## Trecho selecionado
★ ★ ★ ★ ★ ★ ★

A discussão sobre o fim da escala 6×1 ganhou mais um ingrediente explosivo: a reação do setor empresarial. Fecomércio RJ, Firjan, Associação Comercial do Rio de Janeiro (ACRJ) e sindicatos empresariais decidiram colocar o pé no freio e avisaram que uma mudança desse tamanho não pode ser aprovada no embalo do calendário eleitoral.
Em nota divulgada nesta semana, as entidades alertam que acabar com a 6×1 e reduzir a jornada sem diminuir salários pode elevar custos, pressionar empregos, afetar preços e comprometer a competitividade das empresas.
O recado é direto: o debate pode — e deve — acontecer, mas não pode virar corrida contra o relógio para produzir uma vitória política antes das urnas.

★ ★ ★ ★ ★ ★ ★

## Dados do exercício
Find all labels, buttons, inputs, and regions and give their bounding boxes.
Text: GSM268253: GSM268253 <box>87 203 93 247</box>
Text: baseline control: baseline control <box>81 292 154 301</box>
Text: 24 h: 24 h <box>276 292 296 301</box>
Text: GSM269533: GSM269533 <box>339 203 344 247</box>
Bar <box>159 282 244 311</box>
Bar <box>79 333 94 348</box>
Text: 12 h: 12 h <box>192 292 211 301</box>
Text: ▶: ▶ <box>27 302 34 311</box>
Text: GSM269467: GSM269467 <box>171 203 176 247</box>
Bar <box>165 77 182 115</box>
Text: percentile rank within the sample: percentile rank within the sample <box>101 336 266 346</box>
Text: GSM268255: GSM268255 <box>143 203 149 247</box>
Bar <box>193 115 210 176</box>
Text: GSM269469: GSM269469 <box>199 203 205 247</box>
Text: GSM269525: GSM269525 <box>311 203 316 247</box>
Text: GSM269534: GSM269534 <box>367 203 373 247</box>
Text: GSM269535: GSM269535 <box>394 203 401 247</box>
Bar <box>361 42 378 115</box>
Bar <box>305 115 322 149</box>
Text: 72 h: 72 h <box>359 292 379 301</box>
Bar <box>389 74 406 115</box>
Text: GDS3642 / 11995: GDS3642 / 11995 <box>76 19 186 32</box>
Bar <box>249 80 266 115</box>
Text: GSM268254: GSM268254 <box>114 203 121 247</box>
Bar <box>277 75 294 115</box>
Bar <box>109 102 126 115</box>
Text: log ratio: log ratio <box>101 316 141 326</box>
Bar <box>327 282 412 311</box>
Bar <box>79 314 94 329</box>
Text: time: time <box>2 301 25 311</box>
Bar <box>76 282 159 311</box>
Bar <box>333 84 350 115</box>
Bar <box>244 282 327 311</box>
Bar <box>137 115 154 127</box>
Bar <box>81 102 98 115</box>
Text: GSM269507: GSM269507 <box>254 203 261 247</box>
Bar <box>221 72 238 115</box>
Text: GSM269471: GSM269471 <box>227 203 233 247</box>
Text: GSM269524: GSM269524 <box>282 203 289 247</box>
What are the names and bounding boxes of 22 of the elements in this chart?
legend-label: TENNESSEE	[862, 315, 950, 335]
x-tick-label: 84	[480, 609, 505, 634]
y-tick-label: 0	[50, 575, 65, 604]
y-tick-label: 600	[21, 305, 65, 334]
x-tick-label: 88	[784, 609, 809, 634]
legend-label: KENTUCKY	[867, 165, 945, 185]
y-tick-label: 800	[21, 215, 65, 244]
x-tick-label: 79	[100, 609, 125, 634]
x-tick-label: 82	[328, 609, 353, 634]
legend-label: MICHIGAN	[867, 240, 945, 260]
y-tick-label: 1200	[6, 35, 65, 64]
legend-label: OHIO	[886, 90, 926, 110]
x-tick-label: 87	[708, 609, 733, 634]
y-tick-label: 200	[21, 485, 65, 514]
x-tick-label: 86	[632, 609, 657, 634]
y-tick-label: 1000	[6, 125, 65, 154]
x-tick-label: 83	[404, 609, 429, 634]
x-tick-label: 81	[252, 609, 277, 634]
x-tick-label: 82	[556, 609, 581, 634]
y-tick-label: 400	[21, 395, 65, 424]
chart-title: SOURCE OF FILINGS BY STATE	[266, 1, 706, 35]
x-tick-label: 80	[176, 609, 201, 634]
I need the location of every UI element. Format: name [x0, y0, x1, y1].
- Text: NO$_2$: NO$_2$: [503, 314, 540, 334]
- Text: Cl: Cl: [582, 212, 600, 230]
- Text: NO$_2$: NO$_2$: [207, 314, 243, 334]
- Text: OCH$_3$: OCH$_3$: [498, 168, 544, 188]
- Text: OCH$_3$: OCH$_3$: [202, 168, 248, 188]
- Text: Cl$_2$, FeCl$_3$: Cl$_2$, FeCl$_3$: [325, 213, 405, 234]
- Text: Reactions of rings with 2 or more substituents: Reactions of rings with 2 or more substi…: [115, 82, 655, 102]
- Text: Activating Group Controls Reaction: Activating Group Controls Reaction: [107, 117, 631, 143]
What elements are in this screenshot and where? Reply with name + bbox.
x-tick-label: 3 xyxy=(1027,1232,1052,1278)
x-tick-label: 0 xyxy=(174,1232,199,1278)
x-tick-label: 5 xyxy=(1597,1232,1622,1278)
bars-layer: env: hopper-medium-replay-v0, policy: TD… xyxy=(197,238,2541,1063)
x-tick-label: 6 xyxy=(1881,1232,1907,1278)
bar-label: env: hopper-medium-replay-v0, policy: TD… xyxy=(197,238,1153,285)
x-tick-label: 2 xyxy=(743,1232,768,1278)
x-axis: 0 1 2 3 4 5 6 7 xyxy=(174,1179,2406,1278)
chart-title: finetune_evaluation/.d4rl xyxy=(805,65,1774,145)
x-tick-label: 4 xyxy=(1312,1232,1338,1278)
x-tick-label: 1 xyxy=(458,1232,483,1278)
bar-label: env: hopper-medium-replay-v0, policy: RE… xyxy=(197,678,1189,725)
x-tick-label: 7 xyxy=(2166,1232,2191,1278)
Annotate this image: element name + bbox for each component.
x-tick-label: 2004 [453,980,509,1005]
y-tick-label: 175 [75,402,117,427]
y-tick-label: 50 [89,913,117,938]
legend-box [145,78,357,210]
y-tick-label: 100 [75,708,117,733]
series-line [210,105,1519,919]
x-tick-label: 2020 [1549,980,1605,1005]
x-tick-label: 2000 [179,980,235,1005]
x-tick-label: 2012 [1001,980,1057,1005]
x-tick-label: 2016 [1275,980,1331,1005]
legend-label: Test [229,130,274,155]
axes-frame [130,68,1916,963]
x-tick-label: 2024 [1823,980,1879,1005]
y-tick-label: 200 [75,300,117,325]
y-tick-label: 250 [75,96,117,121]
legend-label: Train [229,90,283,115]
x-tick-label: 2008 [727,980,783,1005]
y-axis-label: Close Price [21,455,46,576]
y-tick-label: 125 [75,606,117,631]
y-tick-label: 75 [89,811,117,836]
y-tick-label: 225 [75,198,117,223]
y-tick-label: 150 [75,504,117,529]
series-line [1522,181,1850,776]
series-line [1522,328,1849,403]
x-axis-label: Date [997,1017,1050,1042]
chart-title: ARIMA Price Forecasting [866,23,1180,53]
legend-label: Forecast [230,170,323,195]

★ ★ ★ ★ ★ ★ ★

## Atividade
Retome o texto sobre a reação empresarial ao fim da escala 6×1 e dê continuidade a ele a partir de sua última frase.

## Resposta
As entidades defendem que qualquer decisão fique para depois das eleições de 2026. Até lá, querem estudos de impacto, audiências públicas e negociação entre trabalhadores, empresários, Congresso, especialistas e governo.
O argumento é que mexer na jornada de milhões de brasileiros sem medir o tamanho da conta pode criar um problema ainda maior do que o que se pretende resolver.
“Não se trata de impedir ou encerrar o debate”, afirmam as entidades. O que está em jogo, segundo elas, é evitar uma mudança estrutural nas relações de trabalho feita “às pressas” e sem avaliar suas consequências econômicas e sociais.